> _Problem statement_: In the copy, include every entry exactly but none of the pictures.
— START OF Input records —
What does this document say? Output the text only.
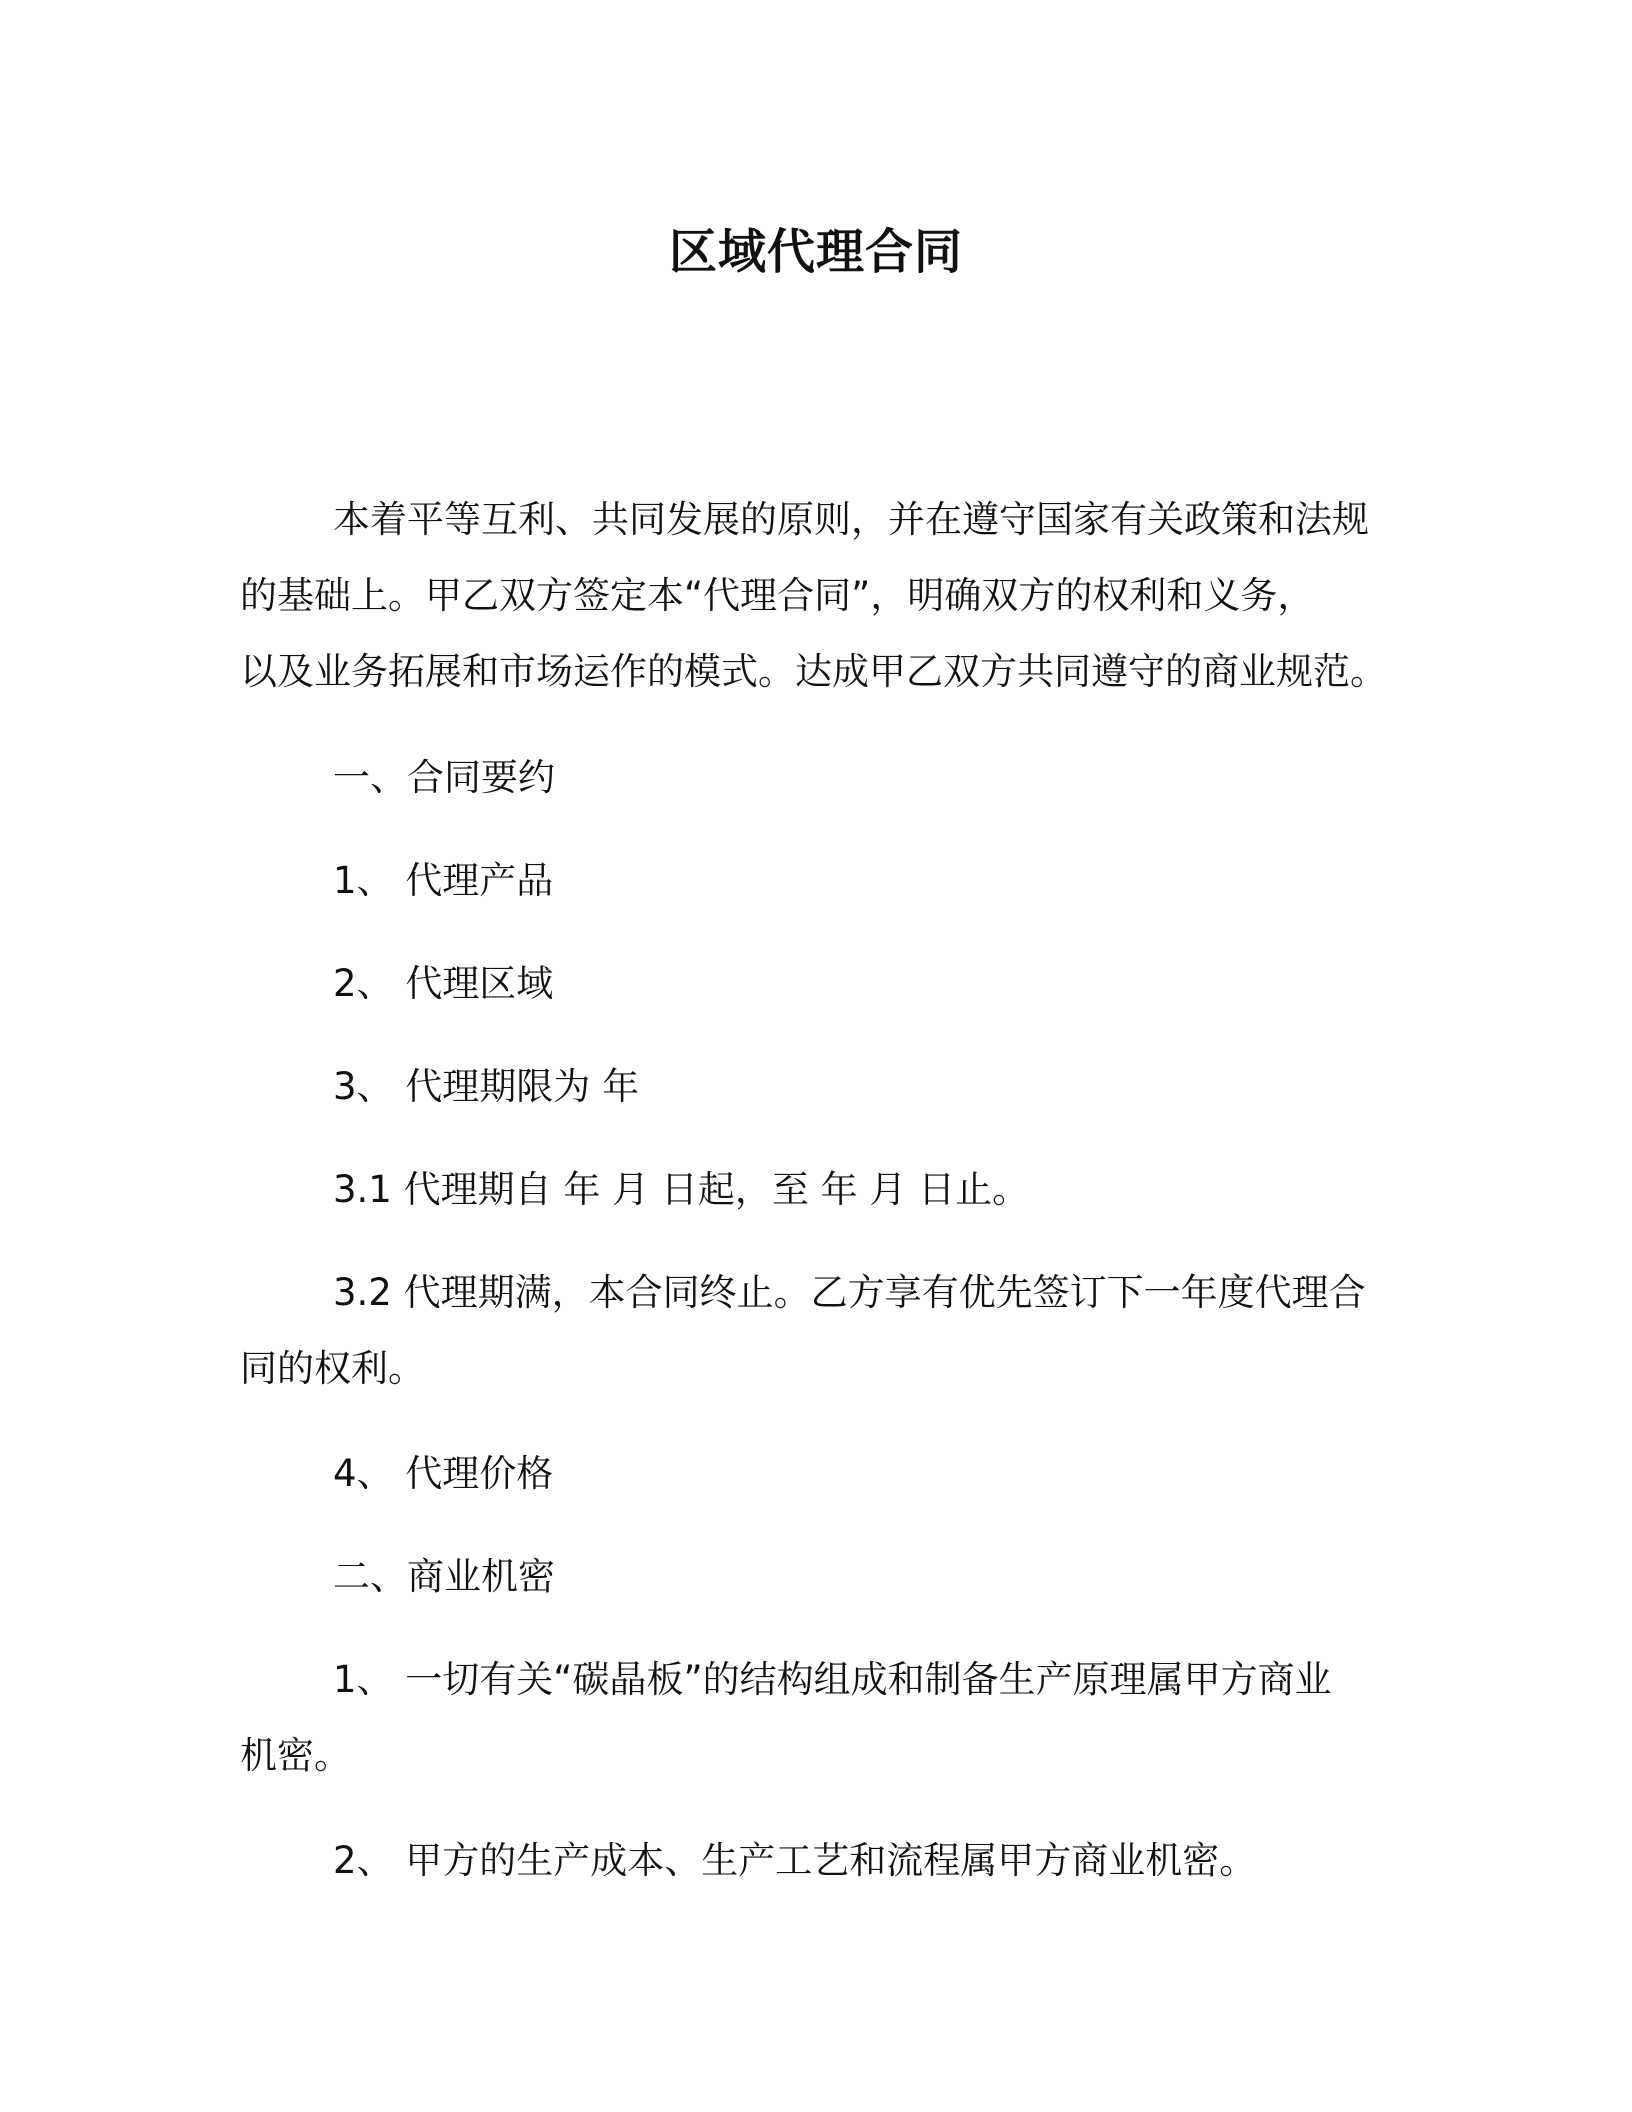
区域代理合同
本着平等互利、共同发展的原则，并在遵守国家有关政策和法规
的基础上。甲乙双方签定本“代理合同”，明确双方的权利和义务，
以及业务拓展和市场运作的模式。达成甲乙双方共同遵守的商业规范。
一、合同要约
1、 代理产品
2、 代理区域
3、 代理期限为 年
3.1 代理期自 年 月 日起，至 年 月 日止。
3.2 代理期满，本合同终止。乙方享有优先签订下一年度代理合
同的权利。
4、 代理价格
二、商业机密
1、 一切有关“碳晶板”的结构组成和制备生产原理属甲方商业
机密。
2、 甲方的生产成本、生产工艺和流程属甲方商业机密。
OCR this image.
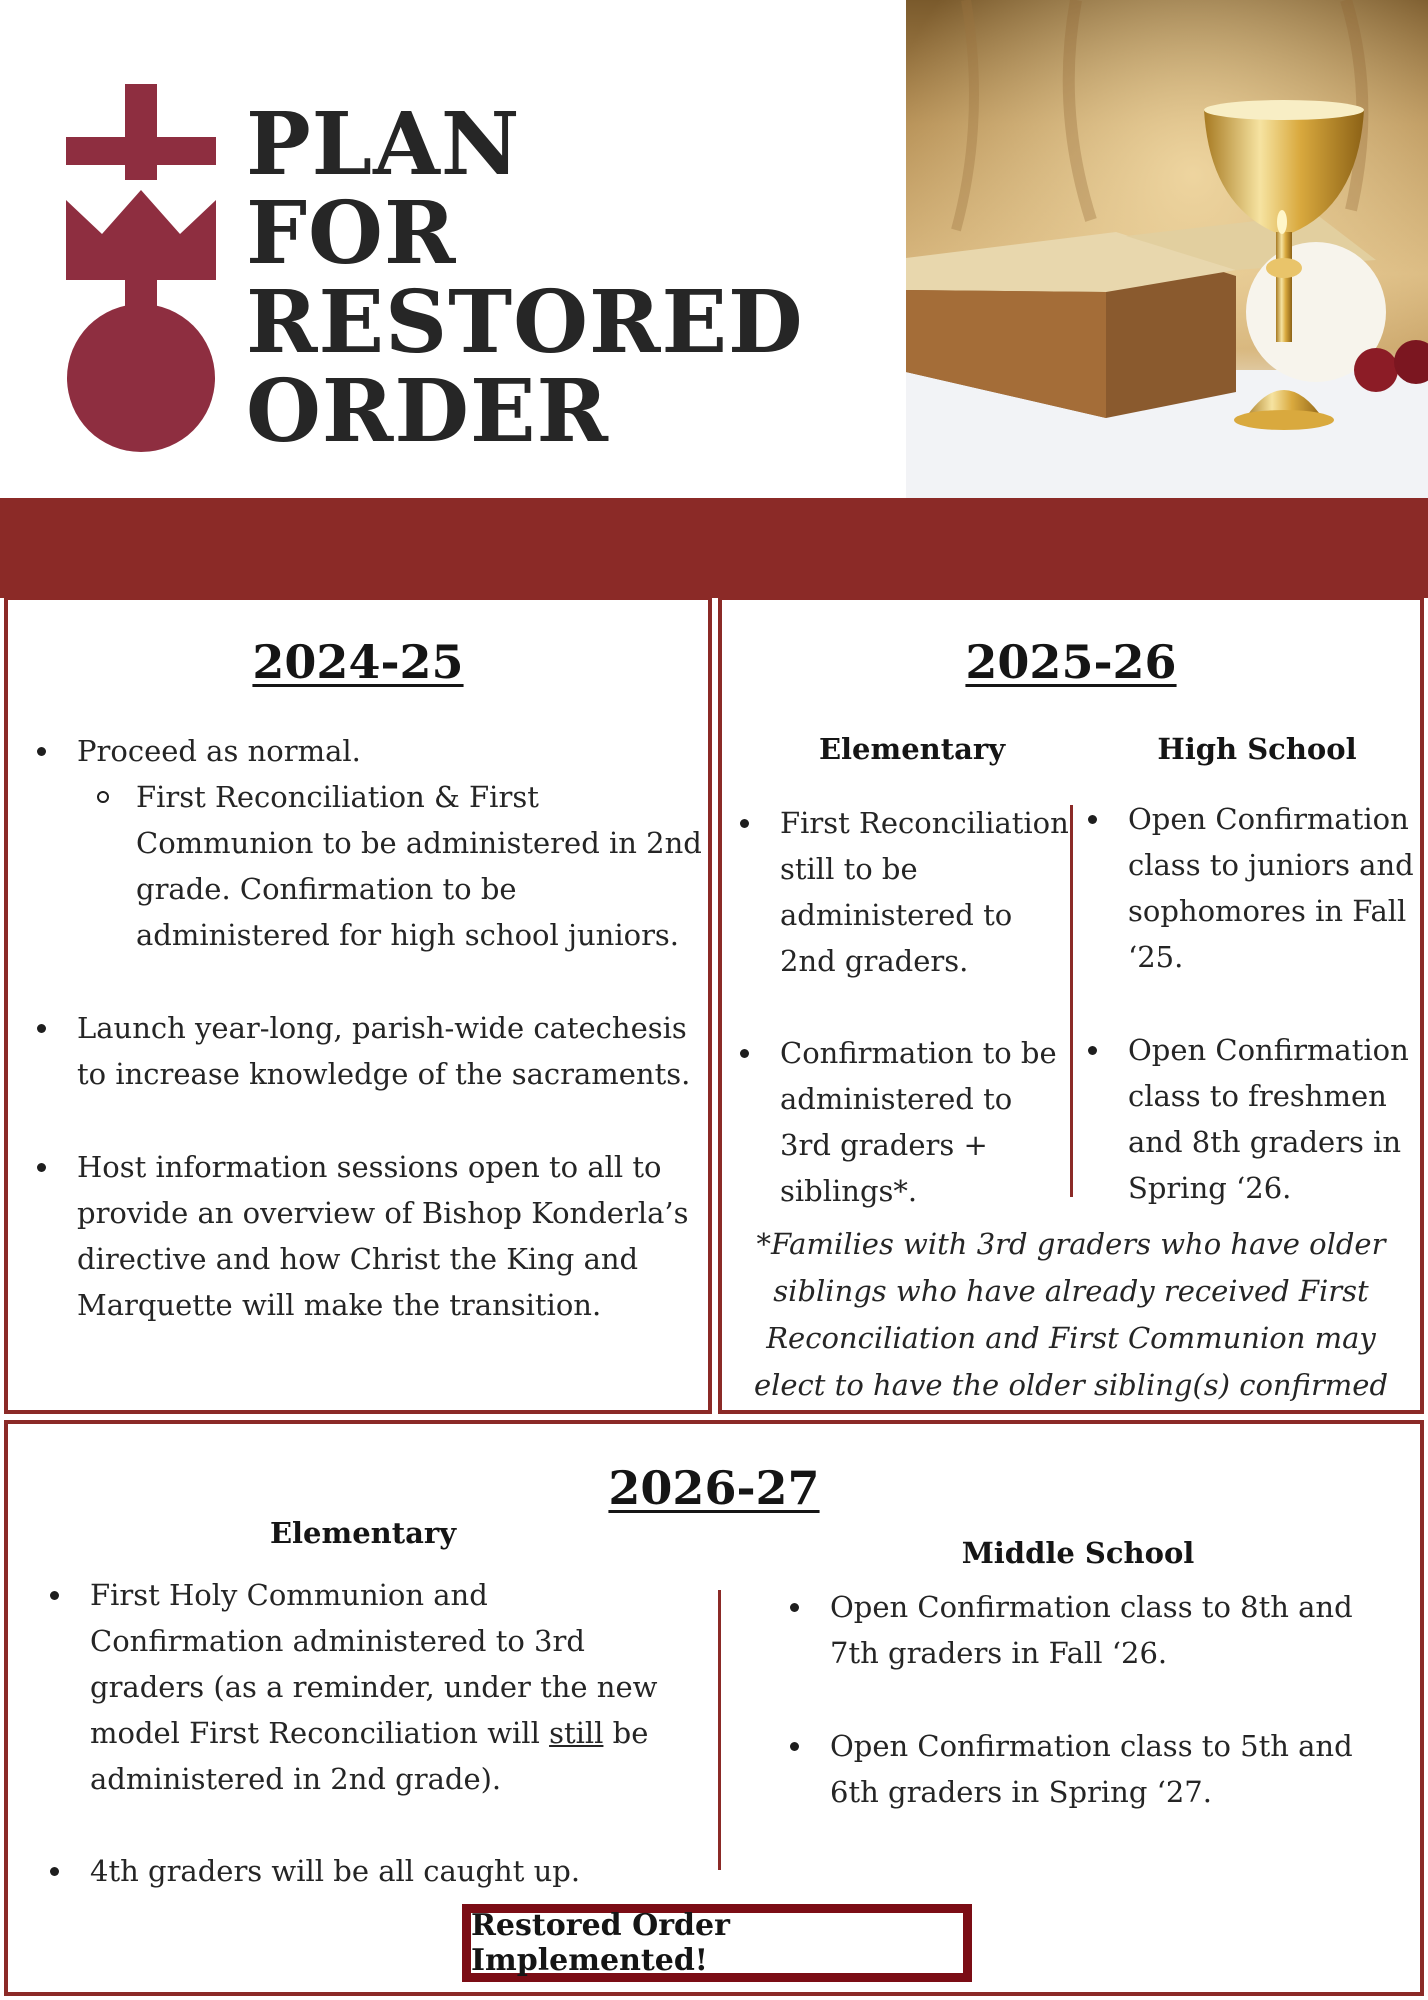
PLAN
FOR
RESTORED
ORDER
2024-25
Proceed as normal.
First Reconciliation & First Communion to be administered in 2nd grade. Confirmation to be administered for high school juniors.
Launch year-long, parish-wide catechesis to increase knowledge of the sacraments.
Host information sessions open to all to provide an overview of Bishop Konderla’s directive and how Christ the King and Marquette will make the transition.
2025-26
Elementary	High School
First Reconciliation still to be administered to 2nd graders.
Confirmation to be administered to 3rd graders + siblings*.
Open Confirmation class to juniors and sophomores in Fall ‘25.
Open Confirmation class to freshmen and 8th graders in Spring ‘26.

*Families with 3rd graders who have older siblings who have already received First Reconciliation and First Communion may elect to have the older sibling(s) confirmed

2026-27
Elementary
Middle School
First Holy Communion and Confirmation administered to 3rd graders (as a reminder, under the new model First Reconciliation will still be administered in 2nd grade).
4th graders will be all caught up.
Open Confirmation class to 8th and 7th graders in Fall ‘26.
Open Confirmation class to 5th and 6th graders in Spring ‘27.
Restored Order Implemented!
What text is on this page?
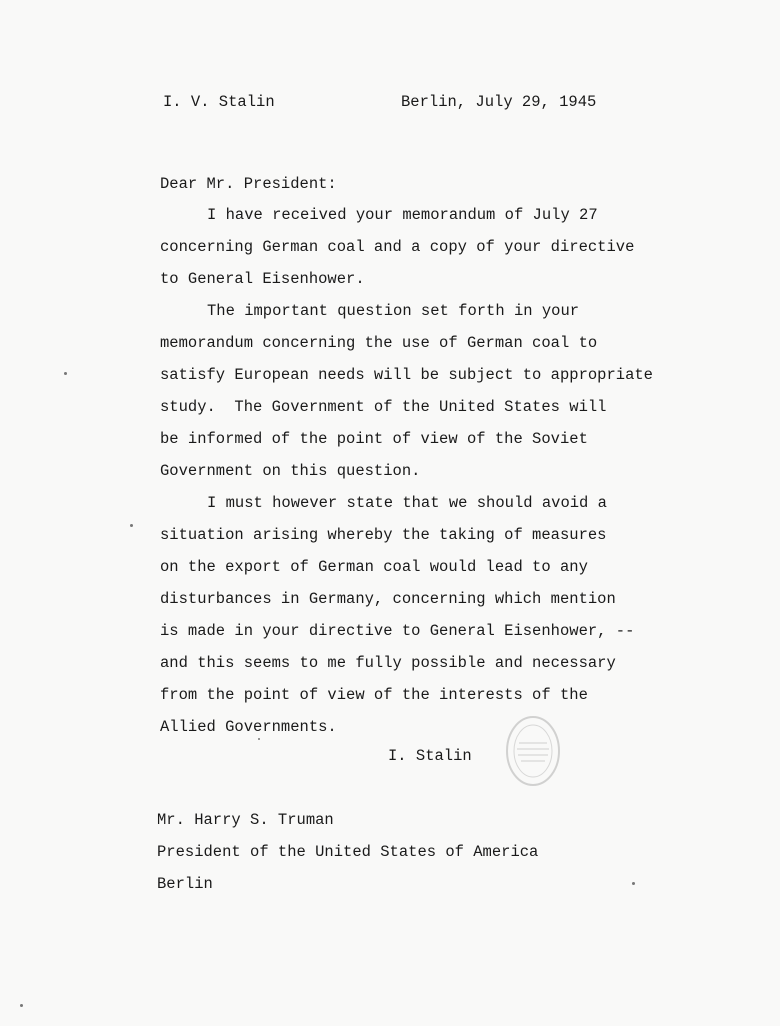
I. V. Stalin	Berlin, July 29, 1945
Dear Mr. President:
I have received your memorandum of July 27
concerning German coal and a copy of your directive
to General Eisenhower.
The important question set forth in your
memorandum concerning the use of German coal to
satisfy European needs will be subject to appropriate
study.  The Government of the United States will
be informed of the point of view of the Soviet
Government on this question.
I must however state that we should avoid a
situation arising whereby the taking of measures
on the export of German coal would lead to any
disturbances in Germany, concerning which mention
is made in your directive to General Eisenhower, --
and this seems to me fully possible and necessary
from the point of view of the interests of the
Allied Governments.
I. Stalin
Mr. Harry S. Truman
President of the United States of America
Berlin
— END OF Input records —
> _Response below_:
What does this document say? Output the text only.
区域代理合同
本着平等互利、共同发展的原则，并在遵守国家有关政策和法规
的基础上。甲乙双方签定本“代理合同”，明确双方的权利和义务，
以及业务拓展和市场运作的模式。达成甲乙双方共同遵守的商业规范。
一、合同要约
1、 代理产品
2、 代理区域
3、 代理期限为 年
3.1 代理期自 年 月 日起，至 年 月 日止。
3.2 代理期满，本合同终止。乙方享有优先签订下一年度代理合
同的权利。
4、 代理价格
二、商业机密
1、 一切有关“碳晶板”的结构组成和制备生产原理属甲方商业
机密。
2、 甲方的生产成本、生产工艺和流程属甲方商业机密。
OCR this image.
PLAN
FOR
RESTORED
ORDER
2024-25
Proceed as normal.
First Reconciliation & First Communion to be administered in 2nd grade. Confirmation to be administered for high school juniors.
Launch year-long, parish-wide catechesis to increase knowledge of the sacraments.
Host information sessions open to all to provide an overview of Bishop Konderla’s directive and how Christ the King and Marquette will make the transition.
2025-26
Elementary	High School
First Reconciliation still to be administered to 2nd graders.
Confirmation to be administered to 3rd graders + siblings*.
Open Confirmation class to juniors and sophomores in Fall ‘25.
Open Confirmation class to freshmen and 8th graders in Spring ‘26.

*Families with 3rd graders who have older siblings who have already received First Reconciliation and First Communion may elect to have the older sibling(s) confirmed

2026-27
Elementary
Middle School
First Holy Communion and Confirmation administered to 3rd graders (as a reminder, under the new model First Reconciliation will still be administered in 2nd grade).
4th graders will be all caught up.
Open Confirmation class to 8th and 7th graders in Fall ‘26.
Open Confirmation class to 5th and 6th graders in Spring ‘27.
Restored Order Implemented!
What text is on this page?
I. V. Stalin	Berlin, July 29, 1945
Dear Mr. President:
I have received your memorandum of July 27
concerning German coal and a copy of your directive
to General Eisenhower.
The important question set forth in your
memorandum concerning the use of German coal to
satisfy European needs will be subject to appropriate
study.  The Government of the United States will
be informed of the point of view of the Soviet
Government on this question.
I must however state that we should avoid a
situation arising whereby the taking of measures
on the export of German coal would lead to any
disturbances in Germany, concerning which mention
is made in your directive to General Eisenhower, --
and this seems to me fully possible and necessary
from the point of view of the interests of the
Allied Governments.
I. Stalin
Mr. Harry S. Truman
President of the United States of America
Berlin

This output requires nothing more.